> _Task brief_: Copy out all lines carrying the word "bằng".

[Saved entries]
· · ·
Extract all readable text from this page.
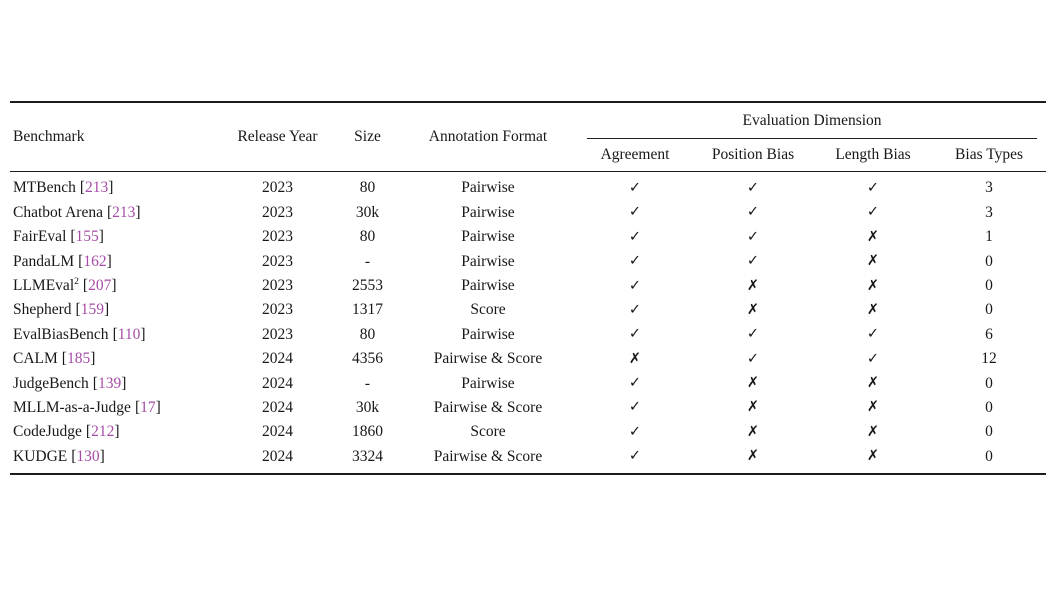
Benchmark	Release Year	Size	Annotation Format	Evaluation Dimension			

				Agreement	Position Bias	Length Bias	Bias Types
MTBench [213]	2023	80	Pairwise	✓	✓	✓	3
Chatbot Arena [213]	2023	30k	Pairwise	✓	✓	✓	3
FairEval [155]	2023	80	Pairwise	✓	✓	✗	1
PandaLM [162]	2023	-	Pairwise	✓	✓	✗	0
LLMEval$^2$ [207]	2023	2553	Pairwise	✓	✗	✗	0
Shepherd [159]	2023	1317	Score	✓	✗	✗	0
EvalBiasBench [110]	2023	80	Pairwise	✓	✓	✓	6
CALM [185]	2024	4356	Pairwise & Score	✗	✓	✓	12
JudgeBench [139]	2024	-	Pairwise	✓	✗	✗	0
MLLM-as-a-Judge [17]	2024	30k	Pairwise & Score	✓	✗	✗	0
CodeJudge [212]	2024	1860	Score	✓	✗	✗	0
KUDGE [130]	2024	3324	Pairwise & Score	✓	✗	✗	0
· · ·
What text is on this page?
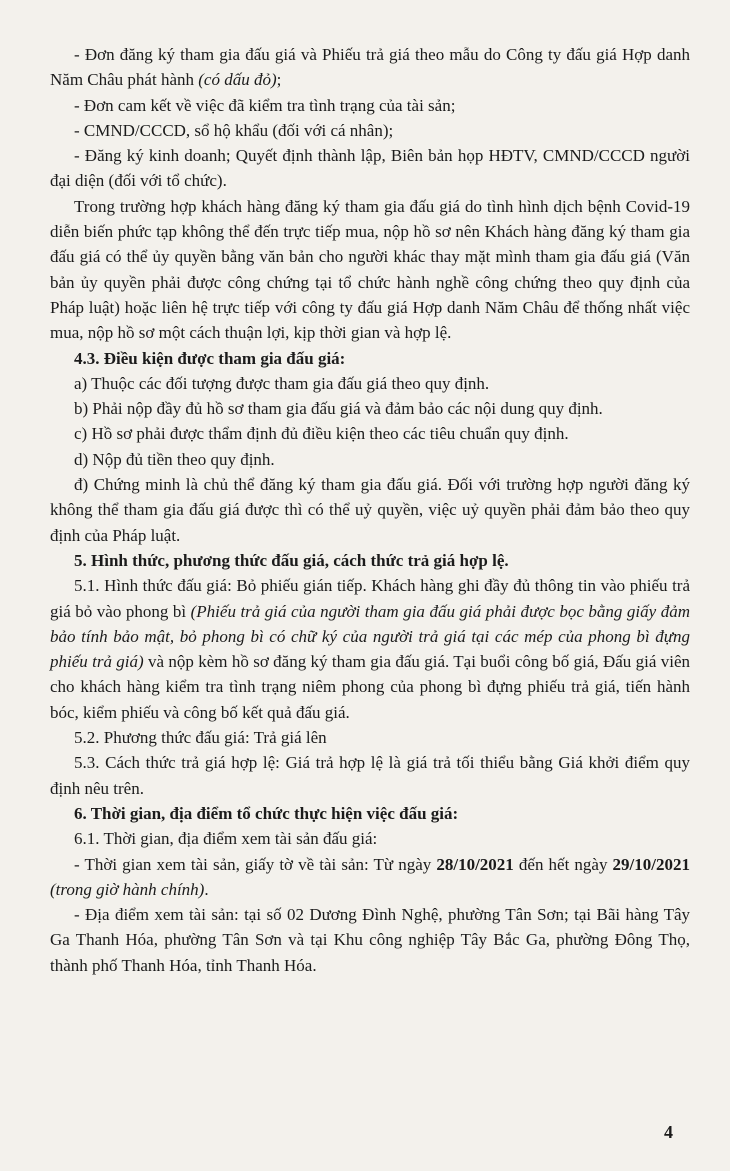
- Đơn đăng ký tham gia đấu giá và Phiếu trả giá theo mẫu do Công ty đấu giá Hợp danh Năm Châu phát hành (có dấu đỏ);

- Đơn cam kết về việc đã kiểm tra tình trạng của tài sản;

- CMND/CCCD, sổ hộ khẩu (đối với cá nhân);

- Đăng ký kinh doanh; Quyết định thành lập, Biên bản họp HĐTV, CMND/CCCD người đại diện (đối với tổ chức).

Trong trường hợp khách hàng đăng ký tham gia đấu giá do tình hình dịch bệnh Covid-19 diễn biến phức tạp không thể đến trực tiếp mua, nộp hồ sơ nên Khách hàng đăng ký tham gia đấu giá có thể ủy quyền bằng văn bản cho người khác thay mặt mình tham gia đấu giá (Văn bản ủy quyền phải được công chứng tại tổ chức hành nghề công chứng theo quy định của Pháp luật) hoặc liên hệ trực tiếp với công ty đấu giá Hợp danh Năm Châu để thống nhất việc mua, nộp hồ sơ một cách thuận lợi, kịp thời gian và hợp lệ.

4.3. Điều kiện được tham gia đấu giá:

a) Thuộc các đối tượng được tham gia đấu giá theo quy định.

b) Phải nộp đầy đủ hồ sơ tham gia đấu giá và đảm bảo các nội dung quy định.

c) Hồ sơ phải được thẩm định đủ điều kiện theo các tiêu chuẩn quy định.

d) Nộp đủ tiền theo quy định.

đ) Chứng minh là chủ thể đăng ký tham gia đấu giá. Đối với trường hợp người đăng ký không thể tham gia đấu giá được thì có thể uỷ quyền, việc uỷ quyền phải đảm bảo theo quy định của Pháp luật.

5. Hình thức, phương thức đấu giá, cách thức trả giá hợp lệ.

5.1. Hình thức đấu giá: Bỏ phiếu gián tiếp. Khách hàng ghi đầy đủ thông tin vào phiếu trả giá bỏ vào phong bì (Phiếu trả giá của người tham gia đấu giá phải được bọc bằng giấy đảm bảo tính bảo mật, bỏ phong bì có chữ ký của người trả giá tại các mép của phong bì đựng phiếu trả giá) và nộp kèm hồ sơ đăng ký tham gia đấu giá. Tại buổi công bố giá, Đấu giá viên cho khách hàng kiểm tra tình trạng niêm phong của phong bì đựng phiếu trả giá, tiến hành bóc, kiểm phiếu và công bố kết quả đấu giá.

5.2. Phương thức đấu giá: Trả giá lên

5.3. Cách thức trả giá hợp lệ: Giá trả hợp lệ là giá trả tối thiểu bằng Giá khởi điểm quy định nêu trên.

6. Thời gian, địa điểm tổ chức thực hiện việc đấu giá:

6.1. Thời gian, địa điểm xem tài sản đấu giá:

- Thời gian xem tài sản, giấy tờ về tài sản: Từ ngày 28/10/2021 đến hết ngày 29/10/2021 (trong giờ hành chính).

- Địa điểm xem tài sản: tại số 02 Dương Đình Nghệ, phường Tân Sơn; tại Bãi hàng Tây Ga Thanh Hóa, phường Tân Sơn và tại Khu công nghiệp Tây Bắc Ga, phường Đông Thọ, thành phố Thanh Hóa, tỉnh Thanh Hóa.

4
· · ·
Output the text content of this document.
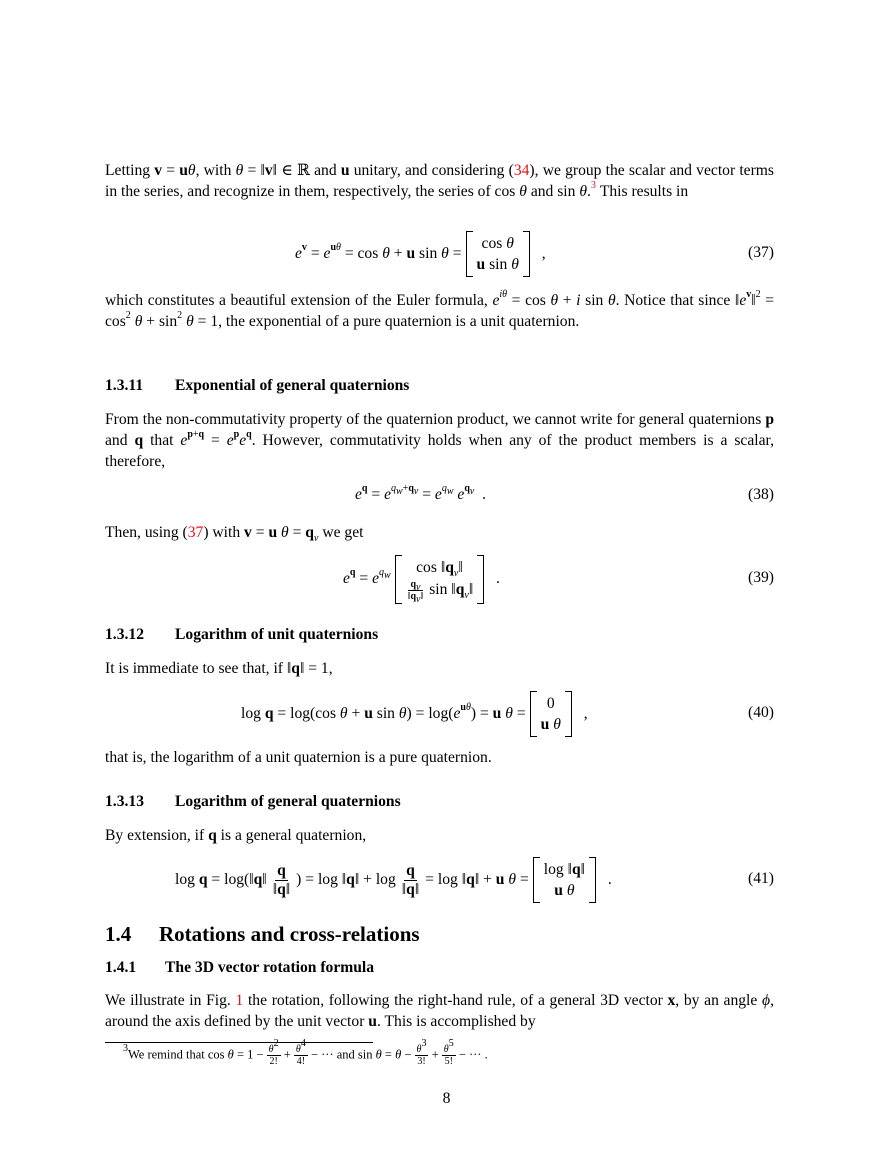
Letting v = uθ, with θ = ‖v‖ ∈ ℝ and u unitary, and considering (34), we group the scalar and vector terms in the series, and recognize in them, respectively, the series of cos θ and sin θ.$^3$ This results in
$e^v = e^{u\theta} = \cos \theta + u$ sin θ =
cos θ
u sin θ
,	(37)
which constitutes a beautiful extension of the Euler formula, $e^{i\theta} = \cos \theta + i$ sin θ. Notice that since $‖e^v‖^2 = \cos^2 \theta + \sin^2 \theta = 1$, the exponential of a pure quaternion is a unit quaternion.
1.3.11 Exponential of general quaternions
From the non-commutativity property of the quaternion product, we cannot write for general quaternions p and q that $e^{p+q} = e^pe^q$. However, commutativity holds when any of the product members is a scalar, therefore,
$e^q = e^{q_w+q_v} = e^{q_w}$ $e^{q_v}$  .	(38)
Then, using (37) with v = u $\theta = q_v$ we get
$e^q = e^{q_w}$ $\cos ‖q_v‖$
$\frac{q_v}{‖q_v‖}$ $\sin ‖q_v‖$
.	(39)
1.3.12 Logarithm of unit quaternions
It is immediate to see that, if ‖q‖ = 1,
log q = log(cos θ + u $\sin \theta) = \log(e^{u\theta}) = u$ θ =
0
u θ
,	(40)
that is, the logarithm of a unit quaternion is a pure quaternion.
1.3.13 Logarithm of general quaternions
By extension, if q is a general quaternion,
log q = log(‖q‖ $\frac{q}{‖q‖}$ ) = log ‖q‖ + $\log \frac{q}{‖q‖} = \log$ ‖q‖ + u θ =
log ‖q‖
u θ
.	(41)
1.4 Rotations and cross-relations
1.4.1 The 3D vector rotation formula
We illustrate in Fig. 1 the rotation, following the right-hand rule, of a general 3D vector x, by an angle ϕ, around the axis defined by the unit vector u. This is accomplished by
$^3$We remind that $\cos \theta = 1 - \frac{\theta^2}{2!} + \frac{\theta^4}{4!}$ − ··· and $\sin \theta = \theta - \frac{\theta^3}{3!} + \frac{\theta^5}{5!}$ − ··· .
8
· · ·
> _Written solution_:
Trong trường hợp khách hàng đăng ký tham gia đấu giá do tình hình dịch bệnh Covid-19 diễn biến phức tạp không thể đến trực tiếp mua, nộp hồ sơ nên Khách hàng đăng ký tham gia đấu giá có thể ủy quyền bằng văn bản cho người khác thay mặt mình tham gia đấu giá (Văn bản ủy quyền phải được công chứng tại tổ chức hành nghề công chứng theo quy định của Pháp luật) hoặc liên hệ trực tiếp với công ty đấu giá Hợp danh Năm Châu để thống nhất việc mua, nộp hồ sơ một cách thuận lợi, kịp thời gian và hợp lệ.
5.1. Hình thức đấu giá: Bỏ phiếu gián tiếp. Khách hàng ghi đầy đủ thông tin vào phiếu trả giá bỏ vào phong bì (Phiếu trả giá của người tham gia đấu giá phải được bọc bằng giấy đảm bảo tính bảo mật, bỏ phong bì có chữ ký của người trả giá tại các mép của phong bì đựng phiếu trả giá) và nộp kèm hồ sơ đăng ký tham gia đấu giá. Tại buổi công bố giá, Đấu giá viên cho khách hàng kiểm tra tình trạng niêm phong của phong bì đựng phiếu trả giá, tiến hành bóc, kiểm phiếu và công bố kết quả đấu giá.
5.3. Cách thức trả giá hợp lệ: Giá trả hợp lệ là giá trả tối thiểu bằng Giá khởi điểm quy định nêu trên.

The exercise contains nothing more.